Track down the lines that contain "单位为毫米" and copy them.

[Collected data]
[BEGIN]

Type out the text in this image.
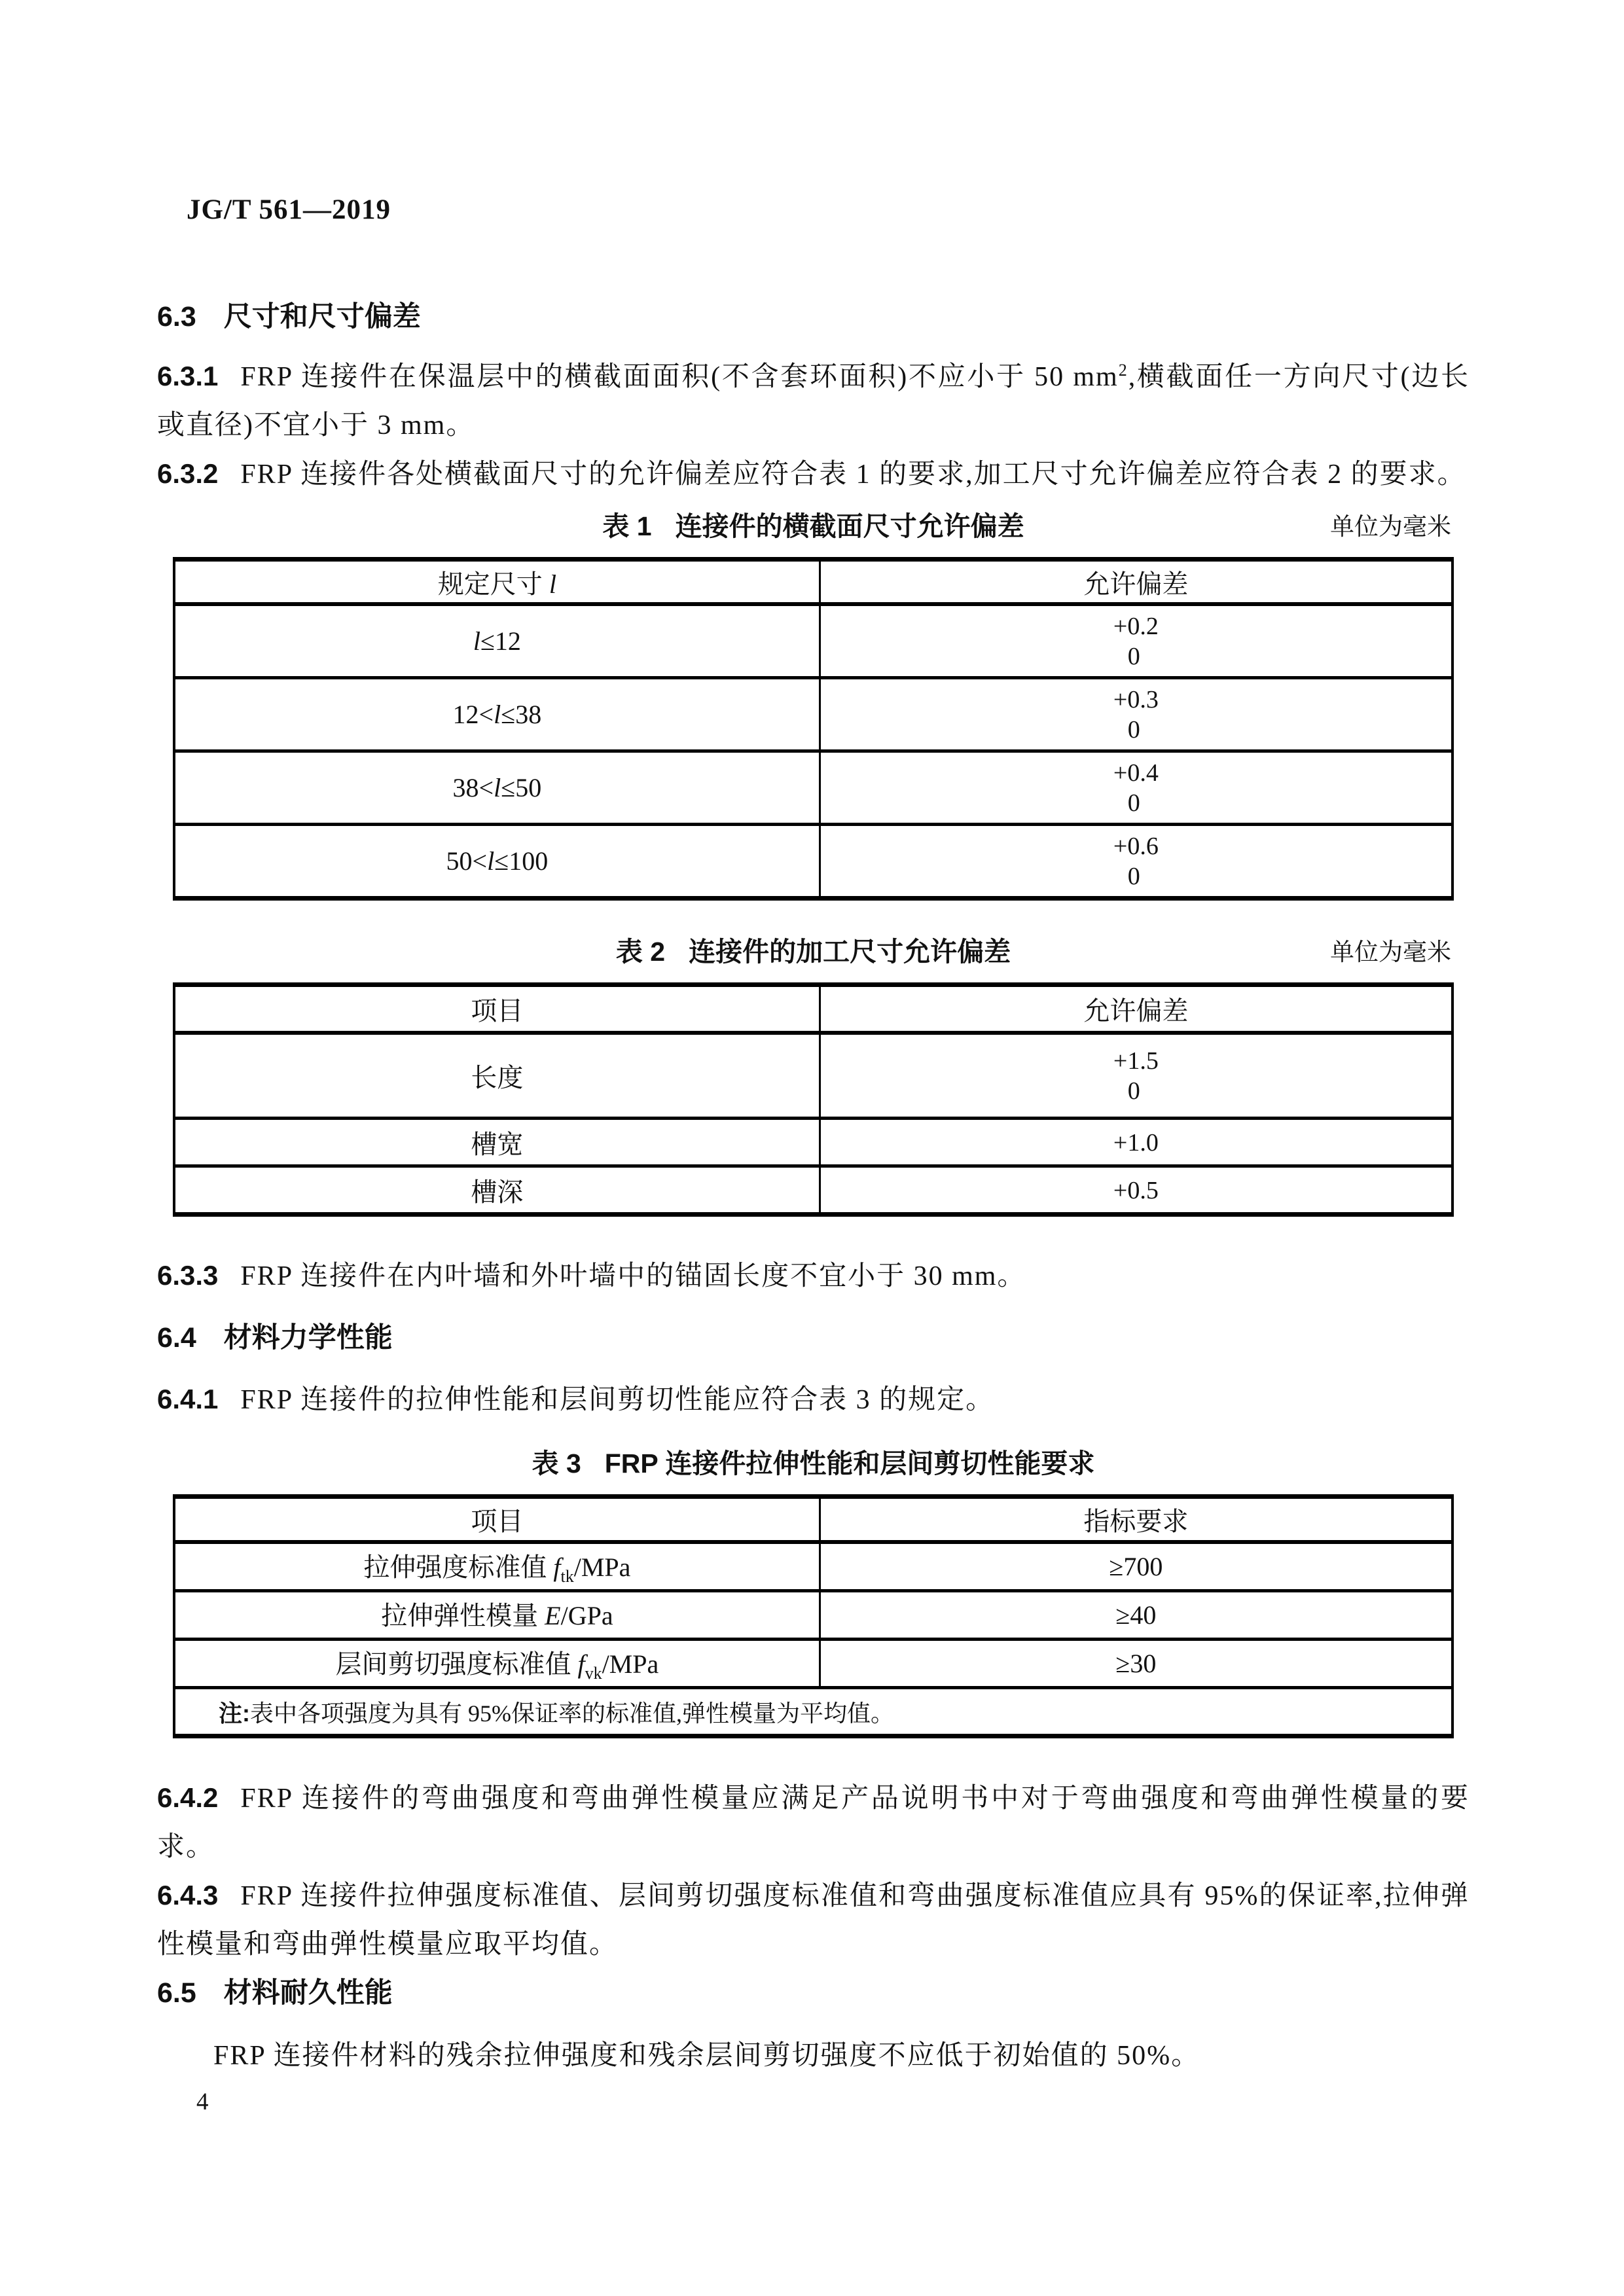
JG/T 561—2019
6.3 尺寸和尺寸偏差

6.3.1 FRP 连接件在保温层中的横截面面积(不含套环面积)不应小于 50 $mm^2$,横截面任一方向尺寸(边长或直径)不宜小于 3 mm。

6.3.2 FRP 连接件各处横截面尺寸的允许偏差应符合表 1 的要求,加工尺寸允许偏差应符合表 2 的要求。

表 1 连接件的横截面尺寸允许偏差	单位为毫米
规定尺寸 l	允许偏差
l≤12	+0.2
0

12<l≤38	+0.3
0

38<l≤50	+0.4
0

50<l≤100	+0.6
0
表 2 连接件的加工尺寸允许偏差	单位为毫米
项目	允许偏差
长度	+1.5
0

槽宽	+1.0

槽深	+0.5

6.3.3 FRP 连接件在内叶墙和外叶墙中的锚固长度不宜小于 30 mm。

6.4 材料力学性能

6.4.1 FRP 连接件的拉伸性能和层间剪切性能应符合表 3 的规定。

表 3 FRP 连接件拉伸性能和层间剪切性能要求
项目	指标要求
拉伸强度标准值 $f_{tk}$/MPa	≥700
拉伸弹性模量 E/GPa	≥40
层间剪切强度标准值 $f_{vk}$/MPa	≥30
注:表中各项强度为具有 95%保证率的标准值,弹性模量为平均值。	

6.4.2 FRP 连接件的弯曲强度和弯曲弹性模量应满足产品说明书中对于弯曲强度和弯曲弹性模量的要求。

6.4.3 FRP 连接件拉伸强度标准值、层间剪切强度标准值和弯曲强度标准值应具有 95%的保证率,拉伸弹性模量和弯曲弹性模量应取平均值。

6.5 材料耐久性能

FRP 连接件材料的残余拉伸强度和残余层间剪切强度不应低于初始值的 50%。

4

[END]

Exercise response:
表 1 连接件的横截面尺寸允许偏差	单位为毫米
表 2 连接件的加工尺寸允许偏差	单位为毫米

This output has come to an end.